======== Provided data

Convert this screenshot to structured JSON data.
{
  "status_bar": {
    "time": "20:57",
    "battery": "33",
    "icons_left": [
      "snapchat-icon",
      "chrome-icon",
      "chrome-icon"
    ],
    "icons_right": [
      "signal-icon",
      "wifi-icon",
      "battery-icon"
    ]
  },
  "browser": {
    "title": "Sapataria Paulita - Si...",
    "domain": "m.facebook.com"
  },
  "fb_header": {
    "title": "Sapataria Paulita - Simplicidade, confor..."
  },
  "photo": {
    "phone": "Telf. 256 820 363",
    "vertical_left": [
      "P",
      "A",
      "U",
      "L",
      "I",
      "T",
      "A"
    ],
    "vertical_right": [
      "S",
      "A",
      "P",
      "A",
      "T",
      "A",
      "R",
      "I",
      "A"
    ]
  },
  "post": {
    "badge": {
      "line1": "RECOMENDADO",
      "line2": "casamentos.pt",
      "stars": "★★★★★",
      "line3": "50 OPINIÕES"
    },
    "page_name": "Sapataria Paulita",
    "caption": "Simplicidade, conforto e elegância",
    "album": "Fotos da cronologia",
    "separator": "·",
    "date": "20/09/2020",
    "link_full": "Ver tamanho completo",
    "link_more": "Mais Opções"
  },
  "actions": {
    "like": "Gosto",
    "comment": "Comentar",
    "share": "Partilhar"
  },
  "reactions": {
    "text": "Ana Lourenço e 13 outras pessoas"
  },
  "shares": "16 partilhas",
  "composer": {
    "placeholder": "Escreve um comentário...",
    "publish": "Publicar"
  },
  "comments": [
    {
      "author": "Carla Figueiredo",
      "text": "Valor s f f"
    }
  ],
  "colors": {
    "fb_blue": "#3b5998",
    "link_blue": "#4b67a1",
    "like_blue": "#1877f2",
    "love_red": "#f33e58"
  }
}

================

*What to work on*. All records above must be set down exactly, please.

*Correct response*.
Convert this screenshot to structured JSON data.
{
  "status_bar": {
    "time": "20:57",
    "battery": "33",
    "icons_left": [
      "snapchat-icon",
      "chrome-icon",
      "chrome-icon"
    ],
    "icons_right": [
      "signal-icon",
      "wifi-icon",
      "battery-icon"
    ]
  },
  "browser": {
    "title": "Sapataria Paulita - Si...",
    "domain": "m.facebook.com"
  },
  "fb_header": {
    "title": "Sapataria Paulita - Simplicidade, confor..."
  },
  "photo": {
    "phone": "Telf. 256 820 363",
    "vertical_left": [
      "P",
      "A",
      "U",
      "L",
      "I",
      "T",
      "A"
    ],
    "vertical_right": [
      "S",
      "A",
      "P",
      "A",
      "T",
      "A",
      "R",
      "I",
      "A"
    ]
  },
  "post": {
    "badge": {
      "line1": "RECOMENDADO",
      "line2": "casamentos.pt",
      "stars": "★★★★★",
      "line3": "50 OPINIÕES"
    },
    "page_name": "Sapataria Paulita",
    "caption": "Simplicidade, conforto e elegância",
    "album": "Fotos da cronologia",
    "separator": "·",
    "date": "20/09/2020",
    "link_full": "Ver tamanho completo",
    "link_more": "Mais Opções"
  },
  "actions": {
    "like": "Gosto",
    "comment": "Comentar",
    "share": "Partilhar"
  },
  "reactions": {
    "text": "Ana Lourenço e 13 outras pessoas"
  },
  "shares": "16 partilhas",
  "composer": {
    "placeholder": "Escreve um comentário...",
    "publish": "Publicar"
  },
  "comments": [
    {
      "author": "Carla Figueiredo",
      "text": "Valor s f f"
    }
  ],
  "colors": {
    "fb_blue": "#3b5998",
    "link_blue": "#4b67a1",
    "like_blue": "#1877f2",
    "love_red": "#f33e58"
  }
}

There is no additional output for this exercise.